begin Exercise material

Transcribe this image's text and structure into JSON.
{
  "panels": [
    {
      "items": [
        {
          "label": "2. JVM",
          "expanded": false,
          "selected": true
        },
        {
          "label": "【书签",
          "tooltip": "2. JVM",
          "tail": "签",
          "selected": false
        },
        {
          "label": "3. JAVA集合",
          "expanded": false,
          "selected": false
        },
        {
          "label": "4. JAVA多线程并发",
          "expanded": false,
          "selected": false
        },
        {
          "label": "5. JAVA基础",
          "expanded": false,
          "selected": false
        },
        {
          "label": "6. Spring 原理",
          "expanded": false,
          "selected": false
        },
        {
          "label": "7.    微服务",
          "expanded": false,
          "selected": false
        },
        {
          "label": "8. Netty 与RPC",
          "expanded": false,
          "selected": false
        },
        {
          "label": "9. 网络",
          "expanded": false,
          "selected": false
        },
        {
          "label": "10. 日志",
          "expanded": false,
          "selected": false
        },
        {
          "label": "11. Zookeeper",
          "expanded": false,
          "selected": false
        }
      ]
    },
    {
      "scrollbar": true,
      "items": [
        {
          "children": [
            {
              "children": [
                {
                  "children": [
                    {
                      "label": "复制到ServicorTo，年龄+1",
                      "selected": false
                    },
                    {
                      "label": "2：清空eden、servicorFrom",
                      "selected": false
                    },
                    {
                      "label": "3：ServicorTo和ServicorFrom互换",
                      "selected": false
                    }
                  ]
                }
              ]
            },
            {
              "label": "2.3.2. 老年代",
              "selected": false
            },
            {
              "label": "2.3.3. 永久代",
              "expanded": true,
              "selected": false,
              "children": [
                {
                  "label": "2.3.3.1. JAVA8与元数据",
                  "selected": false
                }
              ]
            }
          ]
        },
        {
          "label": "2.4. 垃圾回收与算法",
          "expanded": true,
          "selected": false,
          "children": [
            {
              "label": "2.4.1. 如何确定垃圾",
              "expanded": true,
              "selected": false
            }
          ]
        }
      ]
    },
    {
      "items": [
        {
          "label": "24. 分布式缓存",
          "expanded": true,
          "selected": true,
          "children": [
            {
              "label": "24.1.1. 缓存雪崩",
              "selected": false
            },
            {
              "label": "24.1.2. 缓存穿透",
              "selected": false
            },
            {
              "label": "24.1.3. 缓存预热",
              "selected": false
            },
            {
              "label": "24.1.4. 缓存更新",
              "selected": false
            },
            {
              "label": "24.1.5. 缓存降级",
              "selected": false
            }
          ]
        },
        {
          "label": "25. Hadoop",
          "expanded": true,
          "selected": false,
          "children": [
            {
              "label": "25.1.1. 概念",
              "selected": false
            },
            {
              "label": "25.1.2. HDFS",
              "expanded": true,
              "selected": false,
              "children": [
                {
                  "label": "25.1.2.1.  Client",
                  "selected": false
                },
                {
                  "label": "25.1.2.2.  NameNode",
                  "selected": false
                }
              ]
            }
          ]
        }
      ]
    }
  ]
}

end Exercise material

**Goal**
Write out the entries in full, exactly as given.

**Expected answer**
Transcribe this image's text and structure into JSON.
{
  "panels": [
    {
      "items": [
        {
          "label": "2. JVM",
          "expanded": false,
          "selected": true
        },
        {
          "label": "【书签",
          "tooltip": "2. JVM",
          "tail": "签",
          "selected": false
        },
        {
          "label": "3. JAVA集合",
          "expanded": false,
          "selected": false
        },
        {
          "label": "4. JAVA多线程并发",
          "expanded": false,
          "selected": false
        },
        {
          "label": "5. JAVA基础",
          "expanded": false,
          "selected": false
        },
        {
          "label": "6. Spring 原理",
          "expanded": false,
          "selected": false
        },
        {
          "label": "7.    微服务",
          "expanded": false,
          "selected": false
        },
        {
          "label": "8. Netty 与RPC",
          "expanded": false,
          "selected": false
        },
        {
          "label": "9. 网络",
          "expanded": false,
          "selected": false
        },
        {
          "label": "10. 日志",
          "expanded": false,
          "selected": false
        },
        {
          "label": "11. Zookeeper",
          "expanded": false,
          "selected": false
        }
      ]
    },
    {
      "scrollbar": true,
      "items": [
        {
          "children": [
            {
              "children": [
                {
                  "children": [
                    {
                      "label": "复制到ServicorTo，年龄+1",
                      "selected": false
                    },
                    {
                      "label": "2：清空eden、servicorFrom",
                      "selected": false
                    },
                    {
                      "label": "3：ServicorTo和ServicorFrom互换",
                      "selected": false
                    }
                  ]
                }
              ]
            },
            {
              "label": "2.3.2. 老年代",
              "selected": false
            },
            {
              "label": "2.3.3. 永久代",
              "expanded": true,
              "selected": false,
              "children": [
                {
                  "label": "2.3.3.1. JAVA8与元数据",
                  "selected": false
                }
              ]
            }
          ]
        },
        {
          "label": "2.4. 垃圾回收与算法",
          "expanded": true,
          "selected": false,
          "children": [
            {
              "label": "2.4.1. 如何确定垃圾",
              "expanded": true,
              "selected": false
            }
          ]
        }
      ]
    },
    {
      "items": [
        {
          "label": "24. 分布式缓存",
          "expanded": true,
          "selected": true,
          "children": [
            {
              "label": "24.1.1. 缓存雪崩",
              "selected": false
            },
            {
              "label": "24.1.2. 缓存穿透",
              "selected": false
            },
            {
              "label": "24.1.3. 缓存预热",
              "selected": false
            },
            {
              "label": "24.1.4. 缓存更新",
              "selected": false
            },
            {
              "label": "24.1.5. 缓存降级",
              "selected": false
            }
          ]
        },
        {
          "label": "25. Hadoop",
          "expanded": true,
          "selected": false,
          "children": [
            {
              "label": "25.1.1. 概念",
              "selected": false
            },
            {
              "label": "25.1.2. HDFS",
              "expanded": true,
              "selected": false,
              "children": [
                {
                  "label": "25.1.2.1.  Client",
                  "selected": false
                },
                {
                  "label": "25.1.2.2.  NameNode",
                  "selected": false
                }
              ]
            }
          ]
        }
      ]
    }
  ]
}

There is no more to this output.